* Start *

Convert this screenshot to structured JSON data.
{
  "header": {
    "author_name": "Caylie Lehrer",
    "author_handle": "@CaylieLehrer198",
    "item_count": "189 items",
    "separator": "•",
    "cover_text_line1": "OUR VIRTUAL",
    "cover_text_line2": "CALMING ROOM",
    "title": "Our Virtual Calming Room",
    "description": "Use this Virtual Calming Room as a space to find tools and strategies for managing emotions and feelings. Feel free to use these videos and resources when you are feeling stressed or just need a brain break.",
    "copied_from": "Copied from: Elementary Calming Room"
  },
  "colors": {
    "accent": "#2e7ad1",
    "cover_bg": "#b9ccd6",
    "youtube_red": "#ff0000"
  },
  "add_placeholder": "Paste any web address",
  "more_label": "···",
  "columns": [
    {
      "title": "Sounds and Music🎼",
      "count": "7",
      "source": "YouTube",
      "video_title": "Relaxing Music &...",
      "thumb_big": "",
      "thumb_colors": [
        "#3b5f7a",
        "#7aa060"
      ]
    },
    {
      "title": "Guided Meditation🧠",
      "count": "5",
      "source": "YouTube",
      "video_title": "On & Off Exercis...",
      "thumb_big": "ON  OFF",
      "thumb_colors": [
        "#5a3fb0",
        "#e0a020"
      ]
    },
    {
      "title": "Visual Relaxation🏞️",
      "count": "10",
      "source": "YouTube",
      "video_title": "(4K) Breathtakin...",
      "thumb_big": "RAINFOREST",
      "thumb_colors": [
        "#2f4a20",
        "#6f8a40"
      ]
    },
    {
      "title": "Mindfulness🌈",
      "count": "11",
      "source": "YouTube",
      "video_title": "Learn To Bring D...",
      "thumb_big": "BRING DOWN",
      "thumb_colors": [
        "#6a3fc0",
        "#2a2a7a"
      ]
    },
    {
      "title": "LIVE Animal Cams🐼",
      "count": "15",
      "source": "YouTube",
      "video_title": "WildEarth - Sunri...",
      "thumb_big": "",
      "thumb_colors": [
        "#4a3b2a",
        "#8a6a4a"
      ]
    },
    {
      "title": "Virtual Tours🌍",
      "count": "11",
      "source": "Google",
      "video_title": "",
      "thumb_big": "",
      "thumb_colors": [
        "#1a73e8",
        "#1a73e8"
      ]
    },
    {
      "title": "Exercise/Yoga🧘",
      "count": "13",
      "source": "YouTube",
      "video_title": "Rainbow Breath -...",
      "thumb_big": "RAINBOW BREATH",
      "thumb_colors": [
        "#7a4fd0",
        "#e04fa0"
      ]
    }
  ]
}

* End *

Directive: Make an exact copy of every line in the data.

Answer for this exercise:
Convert this screenshot to structured JSON data.
{
  "header": {
    "author_name": "Caylie Lehrer",
    "author_handle": "@CaylieLehrer198",
    "item_count": "189 items",
    "separator": "•",
    "cover_text_line1": "OUR VIRTUAL",
    "cover_text_line2": "CALMING ROOM",
    "title": "Our Virtual Calming Room",
    "description": "Use this Virtual Calming Room as a space to find tools and strategies for managing emotions and feelings. Feel free to use these videos and resources when you are feeling stressed or just need a brain break.",
    "copied_from": "Copied from: Elementary Calming Room"
  },
  "colors": {
    "accent": "#2e7ad1",
    "cover_bg": "#b9ccd6",
    "youtube_red": "#ff0000"
  },
  "add_placeholder": "Paste any web address",
  "more_label": "···",
  "columns": [
    {
      "title": "Sounds and Music🎼",
      "count": "7",
      "source": "YouTube",
      "video_title": "Relaxing Music &...",
      "thumb_big": "",
      "thumb_colors": [
        "#3b5f7a",
        "#7aa060"
      ]
    },
    {
      "title": "Guided Meditation🧠",
      "count": "5",
      "source": "YouTube",
      "video_title": "On & Off Exercis...",
      "thumb_big": "ON  OFF",
      "thumb_colors": [
        "#5a3fb0",
        "#e0a020"
      ]
    },
    {
      "title": "Visual Relaxation🏞️",
      "count": "10",
      "source": "YouTube",
      "video_title": "(4K) Breathtakin...",
      "thumb_big": "RAINFOREST",
      "thumb_colors": [
        "#2f4a20",
        "#6f8a40"
      ]
    },
    {
      "title": "Mindfulness🌈",
      "count": "11",
      "source": "YouTube",
      "video_title": "Learn To Bring D...",
      "thumb_big": "BRING DOWN",
      "thumb_colors": [
        "#6a3fc0",
        "#2a2a7a"
      ]
    },
    {
      "title": "LIVE Animal Cams🐼",
      "count": "15",
      "source": "YouTube",
      "video_title": "WildEarth - Sunri...",
      "thumb_big": "",
      "thumb_colors": [
        "#4a3b2a",
        "#8a6a4a"
      ]
    },
    {
      "title": "Virtual Tours🌍",
      "count": "11",
      "source": "Google",
      "video_title": "",
      "thumb_big": "",
      "thumb_colors": [
        "#1a73e8",
        "#1a73e8"
      ]
    },
    {
      "title": "Exercise/Yoga🧘",
      "count": "13",
      "source": "YouTube",
      "video_title": "Rainbow Breath -...",
      "thumb_big": "RAINBOW BREATH",
      "thumb_colors": [
        "#7a4fd0",
        "#e04fa0"
      ]
    }
  ]
}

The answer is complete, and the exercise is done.